## EXERCISE INPUTS
※ ※ ※

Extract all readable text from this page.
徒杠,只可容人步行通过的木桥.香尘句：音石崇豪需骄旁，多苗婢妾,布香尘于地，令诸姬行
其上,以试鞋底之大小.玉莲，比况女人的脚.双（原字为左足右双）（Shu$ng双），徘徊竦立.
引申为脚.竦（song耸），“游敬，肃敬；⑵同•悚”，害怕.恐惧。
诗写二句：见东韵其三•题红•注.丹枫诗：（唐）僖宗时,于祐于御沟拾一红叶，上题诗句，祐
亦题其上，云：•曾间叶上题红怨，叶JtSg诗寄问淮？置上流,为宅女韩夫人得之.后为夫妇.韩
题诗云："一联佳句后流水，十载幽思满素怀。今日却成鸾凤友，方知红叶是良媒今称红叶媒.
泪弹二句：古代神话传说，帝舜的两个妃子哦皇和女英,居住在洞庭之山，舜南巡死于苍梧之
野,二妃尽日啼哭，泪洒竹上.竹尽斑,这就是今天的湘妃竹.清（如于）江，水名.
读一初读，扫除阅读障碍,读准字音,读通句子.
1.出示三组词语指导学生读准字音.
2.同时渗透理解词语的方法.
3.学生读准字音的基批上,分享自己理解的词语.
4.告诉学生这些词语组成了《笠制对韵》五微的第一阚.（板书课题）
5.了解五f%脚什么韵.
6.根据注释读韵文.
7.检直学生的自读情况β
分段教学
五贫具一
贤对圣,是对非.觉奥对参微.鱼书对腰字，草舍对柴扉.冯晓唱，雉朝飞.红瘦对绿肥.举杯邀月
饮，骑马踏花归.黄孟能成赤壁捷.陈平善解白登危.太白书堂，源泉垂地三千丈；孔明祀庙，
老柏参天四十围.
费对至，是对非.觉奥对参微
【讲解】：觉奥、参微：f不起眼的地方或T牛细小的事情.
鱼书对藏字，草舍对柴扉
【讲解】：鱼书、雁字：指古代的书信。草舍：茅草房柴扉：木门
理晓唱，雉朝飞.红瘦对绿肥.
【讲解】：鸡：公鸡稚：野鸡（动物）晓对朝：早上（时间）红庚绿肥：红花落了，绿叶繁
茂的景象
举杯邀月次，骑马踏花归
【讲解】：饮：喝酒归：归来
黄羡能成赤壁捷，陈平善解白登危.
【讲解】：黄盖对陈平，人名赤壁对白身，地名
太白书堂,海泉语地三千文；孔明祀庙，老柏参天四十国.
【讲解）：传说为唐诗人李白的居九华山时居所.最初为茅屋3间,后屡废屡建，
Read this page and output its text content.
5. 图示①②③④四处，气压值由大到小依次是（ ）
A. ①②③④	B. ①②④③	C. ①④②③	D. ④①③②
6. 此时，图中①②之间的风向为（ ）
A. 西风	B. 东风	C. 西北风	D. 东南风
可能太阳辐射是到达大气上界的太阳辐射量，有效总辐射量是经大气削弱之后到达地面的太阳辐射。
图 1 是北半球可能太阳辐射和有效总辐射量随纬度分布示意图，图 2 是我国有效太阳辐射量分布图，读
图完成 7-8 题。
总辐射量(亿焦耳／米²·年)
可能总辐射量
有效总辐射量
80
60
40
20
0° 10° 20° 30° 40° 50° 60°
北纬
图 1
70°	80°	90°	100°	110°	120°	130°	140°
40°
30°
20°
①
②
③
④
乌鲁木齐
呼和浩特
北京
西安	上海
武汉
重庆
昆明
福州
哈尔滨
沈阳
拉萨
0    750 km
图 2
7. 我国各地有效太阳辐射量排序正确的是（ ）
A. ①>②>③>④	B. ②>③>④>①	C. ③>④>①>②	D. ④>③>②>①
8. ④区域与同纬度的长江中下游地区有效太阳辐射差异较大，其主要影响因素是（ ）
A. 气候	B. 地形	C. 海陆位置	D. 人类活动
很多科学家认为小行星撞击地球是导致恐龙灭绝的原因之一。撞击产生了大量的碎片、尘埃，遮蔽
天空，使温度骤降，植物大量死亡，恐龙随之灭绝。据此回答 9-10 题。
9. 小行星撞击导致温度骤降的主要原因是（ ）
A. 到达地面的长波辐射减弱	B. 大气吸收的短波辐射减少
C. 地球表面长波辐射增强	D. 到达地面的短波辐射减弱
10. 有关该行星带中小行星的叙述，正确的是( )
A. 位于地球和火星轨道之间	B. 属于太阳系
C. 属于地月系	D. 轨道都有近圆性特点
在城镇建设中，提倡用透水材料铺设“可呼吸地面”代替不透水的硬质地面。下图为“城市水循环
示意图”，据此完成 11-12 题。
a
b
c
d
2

※ ※ ※

## WORK REQUIRED
Copy all lines from the listing that contain "太白书堂".

## FULL SOLUTION
饮，骑马踏花归.黄孟能成赤壁捷.陈平善解白登危.太白书堂，源泉垂地三千丈；孔明祀庙，
太白书堂,海泉语地三千文；孔明祀庙，老柏参天四十国.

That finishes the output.